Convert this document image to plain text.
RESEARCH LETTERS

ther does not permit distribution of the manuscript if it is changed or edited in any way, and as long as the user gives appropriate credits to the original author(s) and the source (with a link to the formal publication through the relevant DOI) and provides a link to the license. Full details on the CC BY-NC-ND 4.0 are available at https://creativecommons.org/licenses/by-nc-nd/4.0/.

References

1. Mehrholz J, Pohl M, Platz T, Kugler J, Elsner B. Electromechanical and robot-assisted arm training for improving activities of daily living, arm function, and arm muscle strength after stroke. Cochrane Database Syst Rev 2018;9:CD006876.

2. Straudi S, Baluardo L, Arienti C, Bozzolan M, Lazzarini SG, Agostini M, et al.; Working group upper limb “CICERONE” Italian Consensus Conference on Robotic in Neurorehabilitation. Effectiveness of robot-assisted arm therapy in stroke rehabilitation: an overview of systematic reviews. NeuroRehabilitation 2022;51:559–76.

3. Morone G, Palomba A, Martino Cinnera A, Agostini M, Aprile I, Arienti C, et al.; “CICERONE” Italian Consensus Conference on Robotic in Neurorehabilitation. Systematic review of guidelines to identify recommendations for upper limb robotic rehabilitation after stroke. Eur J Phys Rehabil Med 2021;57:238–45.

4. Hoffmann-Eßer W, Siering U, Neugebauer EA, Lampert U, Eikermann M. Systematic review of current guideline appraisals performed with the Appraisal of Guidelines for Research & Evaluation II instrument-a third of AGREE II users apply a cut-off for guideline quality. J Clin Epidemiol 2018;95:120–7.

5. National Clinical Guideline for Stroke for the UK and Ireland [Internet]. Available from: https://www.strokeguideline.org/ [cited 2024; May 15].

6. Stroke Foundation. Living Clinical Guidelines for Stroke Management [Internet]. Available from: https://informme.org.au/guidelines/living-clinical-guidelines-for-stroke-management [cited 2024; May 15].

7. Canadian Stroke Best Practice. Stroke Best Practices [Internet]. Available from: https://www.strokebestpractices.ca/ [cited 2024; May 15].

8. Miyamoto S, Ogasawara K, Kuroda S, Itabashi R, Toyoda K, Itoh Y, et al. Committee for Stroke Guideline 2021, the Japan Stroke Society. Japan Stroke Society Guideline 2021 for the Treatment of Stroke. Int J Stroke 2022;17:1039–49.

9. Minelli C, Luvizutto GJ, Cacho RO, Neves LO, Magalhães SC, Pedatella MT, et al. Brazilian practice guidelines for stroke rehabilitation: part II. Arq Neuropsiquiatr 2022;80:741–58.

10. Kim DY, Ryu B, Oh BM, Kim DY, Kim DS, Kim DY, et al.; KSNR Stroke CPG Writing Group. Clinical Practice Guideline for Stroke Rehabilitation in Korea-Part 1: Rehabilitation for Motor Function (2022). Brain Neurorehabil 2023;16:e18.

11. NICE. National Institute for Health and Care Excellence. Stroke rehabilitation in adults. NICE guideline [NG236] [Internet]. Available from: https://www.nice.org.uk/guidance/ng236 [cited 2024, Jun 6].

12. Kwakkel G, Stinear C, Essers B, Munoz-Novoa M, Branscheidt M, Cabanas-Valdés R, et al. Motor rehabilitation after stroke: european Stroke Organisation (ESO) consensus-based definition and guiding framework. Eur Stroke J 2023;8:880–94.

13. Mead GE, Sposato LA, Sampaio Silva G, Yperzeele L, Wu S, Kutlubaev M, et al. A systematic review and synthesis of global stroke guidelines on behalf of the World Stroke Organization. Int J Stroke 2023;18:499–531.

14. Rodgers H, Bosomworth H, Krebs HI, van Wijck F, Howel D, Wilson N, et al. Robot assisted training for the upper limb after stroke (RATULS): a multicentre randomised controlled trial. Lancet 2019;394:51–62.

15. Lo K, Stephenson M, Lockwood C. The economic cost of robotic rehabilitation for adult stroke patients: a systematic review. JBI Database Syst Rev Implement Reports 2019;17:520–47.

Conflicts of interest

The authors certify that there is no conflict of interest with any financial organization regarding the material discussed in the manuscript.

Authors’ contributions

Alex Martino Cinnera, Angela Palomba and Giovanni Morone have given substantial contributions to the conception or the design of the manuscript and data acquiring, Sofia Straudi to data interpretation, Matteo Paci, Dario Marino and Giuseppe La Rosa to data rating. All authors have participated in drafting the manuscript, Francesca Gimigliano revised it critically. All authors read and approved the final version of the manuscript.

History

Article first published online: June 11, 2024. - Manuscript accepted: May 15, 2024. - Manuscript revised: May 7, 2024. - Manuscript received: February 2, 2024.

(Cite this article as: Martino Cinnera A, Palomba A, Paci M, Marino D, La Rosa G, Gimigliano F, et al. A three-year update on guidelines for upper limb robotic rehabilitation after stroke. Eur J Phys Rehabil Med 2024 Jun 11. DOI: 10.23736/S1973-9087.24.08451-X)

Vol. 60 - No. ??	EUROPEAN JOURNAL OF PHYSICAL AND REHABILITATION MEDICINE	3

────────────────────

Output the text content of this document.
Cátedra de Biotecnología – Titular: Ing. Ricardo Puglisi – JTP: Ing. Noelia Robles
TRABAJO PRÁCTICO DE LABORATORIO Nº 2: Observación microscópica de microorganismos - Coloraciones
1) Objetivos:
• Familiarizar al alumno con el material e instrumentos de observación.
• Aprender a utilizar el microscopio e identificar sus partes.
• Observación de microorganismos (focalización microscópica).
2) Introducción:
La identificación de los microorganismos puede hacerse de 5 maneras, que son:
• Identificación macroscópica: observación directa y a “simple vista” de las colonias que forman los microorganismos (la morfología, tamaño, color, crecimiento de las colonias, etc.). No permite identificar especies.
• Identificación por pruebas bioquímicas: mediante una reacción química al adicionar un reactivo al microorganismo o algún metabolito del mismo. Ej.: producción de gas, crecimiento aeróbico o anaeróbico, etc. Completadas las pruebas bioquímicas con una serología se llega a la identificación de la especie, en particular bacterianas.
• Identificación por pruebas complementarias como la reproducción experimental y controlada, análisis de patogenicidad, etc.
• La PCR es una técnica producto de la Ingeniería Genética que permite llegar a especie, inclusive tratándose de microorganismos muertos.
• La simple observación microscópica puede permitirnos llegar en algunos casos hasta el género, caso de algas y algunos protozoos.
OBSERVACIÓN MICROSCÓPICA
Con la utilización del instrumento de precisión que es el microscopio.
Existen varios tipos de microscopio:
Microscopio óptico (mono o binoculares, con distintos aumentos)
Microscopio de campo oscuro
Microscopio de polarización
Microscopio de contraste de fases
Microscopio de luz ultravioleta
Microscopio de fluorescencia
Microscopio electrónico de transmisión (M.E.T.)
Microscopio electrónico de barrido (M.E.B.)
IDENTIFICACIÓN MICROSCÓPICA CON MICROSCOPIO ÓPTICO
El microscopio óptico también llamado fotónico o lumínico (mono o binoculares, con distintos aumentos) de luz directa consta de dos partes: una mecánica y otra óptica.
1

────────────────────

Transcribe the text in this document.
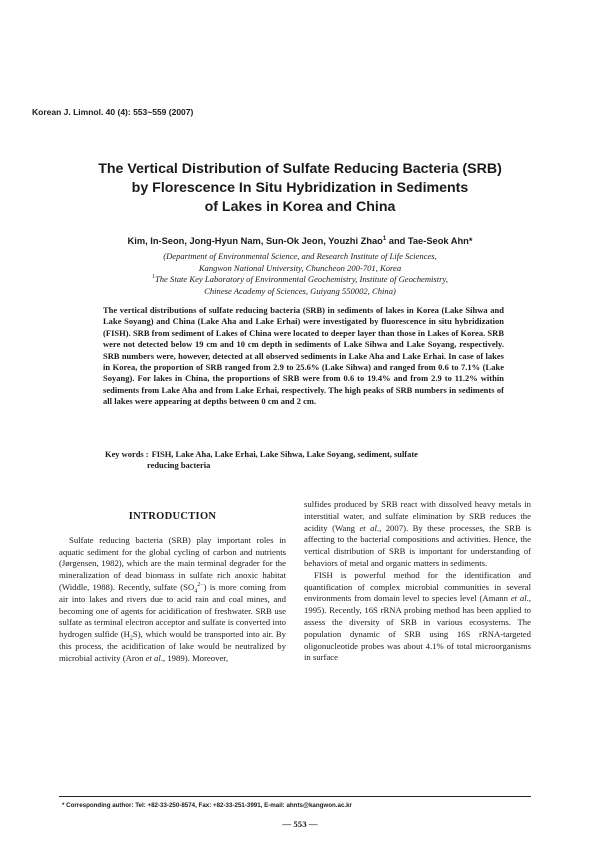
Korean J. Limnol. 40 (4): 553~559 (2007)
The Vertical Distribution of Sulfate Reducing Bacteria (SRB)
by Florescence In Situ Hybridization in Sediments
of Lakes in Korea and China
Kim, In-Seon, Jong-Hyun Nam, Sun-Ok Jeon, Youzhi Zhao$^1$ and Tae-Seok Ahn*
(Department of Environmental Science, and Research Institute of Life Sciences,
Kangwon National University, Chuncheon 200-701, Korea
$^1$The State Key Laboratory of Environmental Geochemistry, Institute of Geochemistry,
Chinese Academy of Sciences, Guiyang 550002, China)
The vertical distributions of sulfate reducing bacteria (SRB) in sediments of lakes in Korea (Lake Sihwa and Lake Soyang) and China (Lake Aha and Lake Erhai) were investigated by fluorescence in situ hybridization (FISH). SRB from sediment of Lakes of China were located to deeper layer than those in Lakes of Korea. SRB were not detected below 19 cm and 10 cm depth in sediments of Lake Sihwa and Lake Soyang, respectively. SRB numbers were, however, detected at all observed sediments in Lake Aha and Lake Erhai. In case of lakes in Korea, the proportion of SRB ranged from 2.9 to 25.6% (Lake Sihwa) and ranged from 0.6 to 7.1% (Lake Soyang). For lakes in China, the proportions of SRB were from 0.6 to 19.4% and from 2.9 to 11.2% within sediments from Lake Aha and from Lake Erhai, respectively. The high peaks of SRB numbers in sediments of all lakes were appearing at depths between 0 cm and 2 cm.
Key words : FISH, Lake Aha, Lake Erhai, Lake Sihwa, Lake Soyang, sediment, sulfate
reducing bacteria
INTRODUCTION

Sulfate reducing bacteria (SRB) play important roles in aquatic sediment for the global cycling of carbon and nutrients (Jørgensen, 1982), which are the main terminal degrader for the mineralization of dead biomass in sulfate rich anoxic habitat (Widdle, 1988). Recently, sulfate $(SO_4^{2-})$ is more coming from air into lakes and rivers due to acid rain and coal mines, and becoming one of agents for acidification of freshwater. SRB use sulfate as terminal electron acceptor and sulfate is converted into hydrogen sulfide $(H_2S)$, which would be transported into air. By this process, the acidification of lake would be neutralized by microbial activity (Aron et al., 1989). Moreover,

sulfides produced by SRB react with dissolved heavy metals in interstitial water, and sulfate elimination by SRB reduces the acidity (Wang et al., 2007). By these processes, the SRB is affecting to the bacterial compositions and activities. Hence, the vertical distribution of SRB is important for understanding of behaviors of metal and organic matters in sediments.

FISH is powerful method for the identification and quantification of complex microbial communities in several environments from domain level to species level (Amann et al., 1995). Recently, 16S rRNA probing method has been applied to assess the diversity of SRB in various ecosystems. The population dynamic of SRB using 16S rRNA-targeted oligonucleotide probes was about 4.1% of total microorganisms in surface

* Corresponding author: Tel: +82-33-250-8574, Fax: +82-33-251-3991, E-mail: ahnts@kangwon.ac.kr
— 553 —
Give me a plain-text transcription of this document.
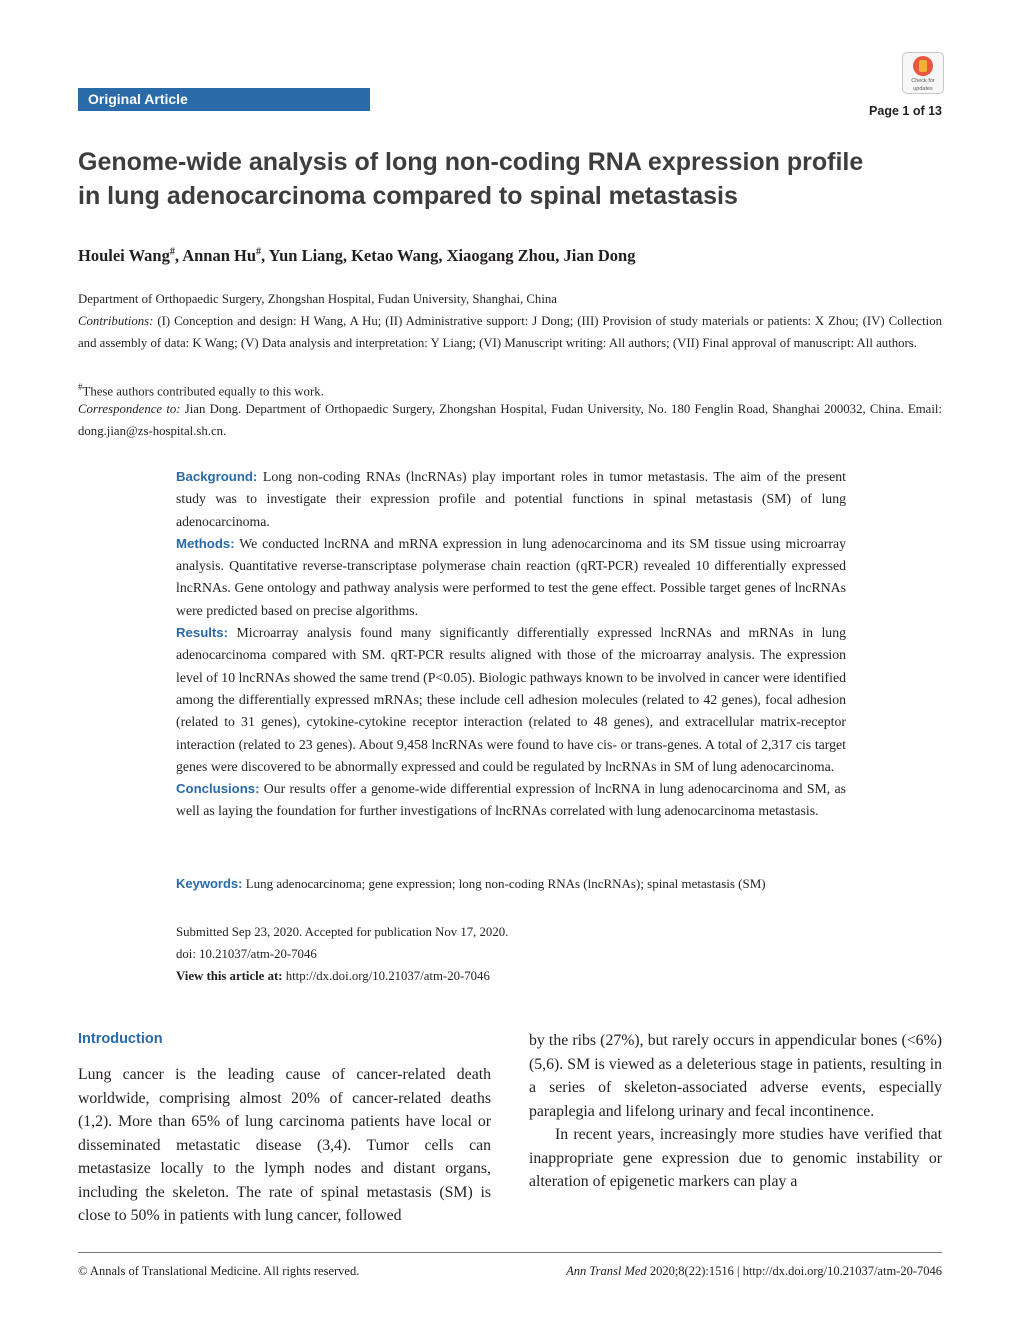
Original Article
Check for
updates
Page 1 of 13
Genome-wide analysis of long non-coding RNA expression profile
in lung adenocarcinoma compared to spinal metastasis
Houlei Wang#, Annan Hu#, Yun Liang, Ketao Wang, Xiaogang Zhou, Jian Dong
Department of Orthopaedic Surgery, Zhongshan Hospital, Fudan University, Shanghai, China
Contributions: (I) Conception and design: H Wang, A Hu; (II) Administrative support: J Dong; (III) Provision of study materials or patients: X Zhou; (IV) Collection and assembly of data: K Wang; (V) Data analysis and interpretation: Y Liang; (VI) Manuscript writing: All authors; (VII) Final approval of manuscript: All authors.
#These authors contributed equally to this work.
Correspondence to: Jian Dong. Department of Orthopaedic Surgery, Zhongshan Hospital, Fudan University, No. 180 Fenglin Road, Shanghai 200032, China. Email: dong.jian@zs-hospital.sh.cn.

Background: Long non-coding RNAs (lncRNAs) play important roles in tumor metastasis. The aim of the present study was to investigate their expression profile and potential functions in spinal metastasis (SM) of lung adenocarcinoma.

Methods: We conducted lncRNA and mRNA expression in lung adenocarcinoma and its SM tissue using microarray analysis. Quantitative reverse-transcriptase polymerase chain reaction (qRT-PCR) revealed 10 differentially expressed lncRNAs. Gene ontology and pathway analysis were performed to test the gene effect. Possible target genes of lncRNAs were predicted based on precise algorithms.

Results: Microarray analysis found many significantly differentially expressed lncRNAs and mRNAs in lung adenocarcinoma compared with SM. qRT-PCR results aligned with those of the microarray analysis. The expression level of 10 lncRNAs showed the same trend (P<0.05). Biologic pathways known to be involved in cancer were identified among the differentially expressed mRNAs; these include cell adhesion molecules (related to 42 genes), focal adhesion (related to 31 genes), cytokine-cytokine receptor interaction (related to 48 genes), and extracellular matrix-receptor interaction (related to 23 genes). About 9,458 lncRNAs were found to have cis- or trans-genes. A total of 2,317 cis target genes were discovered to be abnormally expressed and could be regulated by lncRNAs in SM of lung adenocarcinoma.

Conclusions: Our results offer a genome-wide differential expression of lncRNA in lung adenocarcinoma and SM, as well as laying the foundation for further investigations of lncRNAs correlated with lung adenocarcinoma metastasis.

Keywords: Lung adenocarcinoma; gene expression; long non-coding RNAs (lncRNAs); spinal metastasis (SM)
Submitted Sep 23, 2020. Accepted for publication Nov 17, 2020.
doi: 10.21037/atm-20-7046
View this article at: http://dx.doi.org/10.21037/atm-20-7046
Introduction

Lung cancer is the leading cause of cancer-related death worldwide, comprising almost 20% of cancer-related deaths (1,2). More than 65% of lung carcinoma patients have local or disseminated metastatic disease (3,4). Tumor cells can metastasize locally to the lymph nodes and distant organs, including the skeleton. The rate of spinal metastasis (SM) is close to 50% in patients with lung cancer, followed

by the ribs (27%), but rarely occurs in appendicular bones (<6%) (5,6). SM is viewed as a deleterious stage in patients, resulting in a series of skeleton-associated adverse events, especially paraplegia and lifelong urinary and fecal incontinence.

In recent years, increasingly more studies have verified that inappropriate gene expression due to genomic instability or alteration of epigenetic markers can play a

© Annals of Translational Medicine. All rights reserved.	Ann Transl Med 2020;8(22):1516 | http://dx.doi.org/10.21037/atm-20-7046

────────────────────

- _TRY IT_
From the data above, work out how many lines contain the string "Paci" and reply with only the number.

- _RESPONSE TO THIS EXERCISE_
2